»»

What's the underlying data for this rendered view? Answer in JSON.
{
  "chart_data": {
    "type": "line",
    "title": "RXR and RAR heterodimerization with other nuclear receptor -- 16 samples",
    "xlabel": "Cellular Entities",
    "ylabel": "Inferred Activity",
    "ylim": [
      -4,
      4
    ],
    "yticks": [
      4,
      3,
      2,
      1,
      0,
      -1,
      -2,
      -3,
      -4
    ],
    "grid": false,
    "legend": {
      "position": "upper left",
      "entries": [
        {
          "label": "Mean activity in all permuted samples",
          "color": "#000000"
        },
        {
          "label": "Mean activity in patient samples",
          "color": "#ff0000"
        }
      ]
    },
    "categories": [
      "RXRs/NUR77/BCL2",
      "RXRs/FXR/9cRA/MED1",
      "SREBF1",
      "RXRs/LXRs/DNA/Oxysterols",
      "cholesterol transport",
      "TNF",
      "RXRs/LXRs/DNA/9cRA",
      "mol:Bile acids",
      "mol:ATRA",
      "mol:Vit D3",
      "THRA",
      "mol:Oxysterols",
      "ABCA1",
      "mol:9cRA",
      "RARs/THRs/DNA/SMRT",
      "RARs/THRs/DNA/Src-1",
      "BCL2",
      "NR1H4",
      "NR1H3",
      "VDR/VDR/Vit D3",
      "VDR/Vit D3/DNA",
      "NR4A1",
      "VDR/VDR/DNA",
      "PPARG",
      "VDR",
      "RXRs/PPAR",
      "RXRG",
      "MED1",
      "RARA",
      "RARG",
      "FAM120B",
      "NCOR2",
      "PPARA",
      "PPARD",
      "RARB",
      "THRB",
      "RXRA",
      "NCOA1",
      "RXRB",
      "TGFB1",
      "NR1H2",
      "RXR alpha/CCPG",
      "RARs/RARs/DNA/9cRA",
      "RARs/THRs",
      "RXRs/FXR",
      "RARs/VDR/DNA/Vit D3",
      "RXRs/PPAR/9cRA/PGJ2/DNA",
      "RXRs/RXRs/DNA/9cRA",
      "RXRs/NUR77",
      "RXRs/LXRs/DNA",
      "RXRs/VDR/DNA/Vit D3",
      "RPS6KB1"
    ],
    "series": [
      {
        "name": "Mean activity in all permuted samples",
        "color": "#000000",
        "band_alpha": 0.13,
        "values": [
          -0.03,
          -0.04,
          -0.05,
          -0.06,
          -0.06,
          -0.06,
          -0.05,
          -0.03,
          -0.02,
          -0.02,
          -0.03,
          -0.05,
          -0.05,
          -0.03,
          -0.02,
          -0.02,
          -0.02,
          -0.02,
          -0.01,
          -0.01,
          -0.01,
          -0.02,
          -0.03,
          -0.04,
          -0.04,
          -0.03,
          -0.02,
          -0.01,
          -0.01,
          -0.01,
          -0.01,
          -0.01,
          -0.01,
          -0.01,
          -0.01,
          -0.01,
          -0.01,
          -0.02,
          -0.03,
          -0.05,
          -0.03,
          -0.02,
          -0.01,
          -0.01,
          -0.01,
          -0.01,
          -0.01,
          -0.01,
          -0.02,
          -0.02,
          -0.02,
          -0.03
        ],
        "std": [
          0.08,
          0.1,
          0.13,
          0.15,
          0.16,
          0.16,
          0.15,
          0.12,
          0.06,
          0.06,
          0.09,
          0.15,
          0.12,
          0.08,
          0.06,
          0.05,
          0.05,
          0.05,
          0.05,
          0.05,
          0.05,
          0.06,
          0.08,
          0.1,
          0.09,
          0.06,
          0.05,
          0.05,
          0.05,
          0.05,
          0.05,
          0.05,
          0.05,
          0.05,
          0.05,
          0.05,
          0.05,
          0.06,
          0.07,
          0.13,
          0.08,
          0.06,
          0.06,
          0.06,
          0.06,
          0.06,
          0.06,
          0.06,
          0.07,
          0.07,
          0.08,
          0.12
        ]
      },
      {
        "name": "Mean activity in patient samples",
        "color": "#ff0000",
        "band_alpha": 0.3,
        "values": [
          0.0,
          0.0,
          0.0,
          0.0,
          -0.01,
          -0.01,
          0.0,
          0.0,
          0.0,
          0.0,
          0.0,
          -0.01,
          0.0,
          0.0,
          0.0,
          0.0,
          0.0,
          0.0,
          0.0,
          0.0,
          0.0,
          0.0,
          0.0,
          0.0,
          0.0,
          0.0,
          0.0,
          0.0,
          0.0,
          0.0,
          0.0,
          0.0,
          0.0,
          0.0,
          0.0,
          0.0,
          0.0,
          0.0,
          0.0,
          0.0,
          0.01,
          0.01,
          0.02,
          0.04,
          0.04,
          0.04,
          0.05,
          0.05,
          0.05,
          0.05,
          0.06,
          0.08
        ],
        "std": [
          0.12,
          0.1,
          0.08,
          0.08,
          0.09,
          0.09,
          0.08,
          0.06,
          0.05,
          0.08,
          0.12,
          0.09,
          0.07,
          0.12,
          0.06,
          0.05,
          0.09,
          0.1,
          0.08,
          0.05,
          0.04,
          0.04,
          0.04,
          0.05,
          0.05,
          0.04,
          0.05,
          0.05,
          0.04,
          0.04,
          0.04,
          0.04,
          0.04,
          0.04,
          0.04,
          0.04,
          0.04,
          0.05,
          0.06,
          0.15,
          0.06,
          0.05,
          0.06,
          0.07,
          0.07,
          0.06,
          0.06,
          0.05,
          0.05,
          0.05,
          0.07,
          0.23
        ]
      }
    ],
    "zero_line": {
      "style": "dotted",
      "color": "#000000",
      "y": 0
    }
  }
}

««

### Problem description
Go through the listing above and locate each line that holds the word "RARs". Copy those lines.

### Written reply
      "RARs/THRs/DNA/SMRT",
      "RARs/THRs/DNA/Src-1",
      "RARs/RARs/DNA/9cRA",
      "RARs/THRs",
      "RARs/VDR/DNA/Vit D3",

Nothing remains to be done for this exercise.